**Task instructions**
Print the listing below exactly.

**Data lines**
------------
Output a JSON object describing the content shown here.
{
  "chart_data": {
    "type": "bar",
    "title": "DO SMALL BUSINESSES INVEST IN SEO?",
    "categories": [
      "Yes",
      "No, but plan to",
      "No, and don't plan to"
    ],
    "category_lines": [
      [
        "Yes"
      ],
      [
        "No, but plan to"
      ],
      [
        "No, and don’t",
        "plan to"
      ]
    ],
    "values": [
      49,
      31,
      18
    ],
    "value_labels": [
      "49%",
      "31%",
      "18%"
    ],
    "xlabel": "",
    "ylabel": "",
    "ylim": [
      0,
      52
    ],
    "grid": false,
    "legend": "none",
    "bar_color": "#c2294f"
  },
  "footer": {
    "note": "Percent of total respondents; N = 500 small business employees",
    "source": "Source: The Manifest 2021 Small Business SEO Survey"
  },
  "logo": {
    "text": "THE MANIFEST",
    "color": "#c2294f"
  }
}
------------
**Solved exercise**
Output a JSON object describing the content shown here.
{
  "chart_data": {
    "type": "bar",
    "title": "DO SMALL BUSINESSES INVEST IN SEO?",
    "categories": [
      "Yes",
      "No, but plan to",
      "No, and don't plan to"
    ],
    "category_lines": [
      [
        "Yes"
      ],
      [
        "No, but plan to"
      ],
      [
        "No, and don’t",
        "plan to"
      ]
    ],
    "values": [
      49,
      31,
      18
    ],
    "value_labels": [
      "49%",
      "31%",
      "18%"
    ],
    "xlabel": "",
    "ylabel": "",
    "ylim": [
      0,
      52
    ],
    "grid": false,
    "legend": "none",
    "bar_color": "#c2294f"
  },
  "footer": {
    "note": "Percent of total respondents; N = 500 small business employees",
    "source": "Source: The Manifest 2021 Small Business SEO Survey"
  },
  "logo": {
    "text": "THE MANIFEST",
    "color": "#c2294f"
  }
}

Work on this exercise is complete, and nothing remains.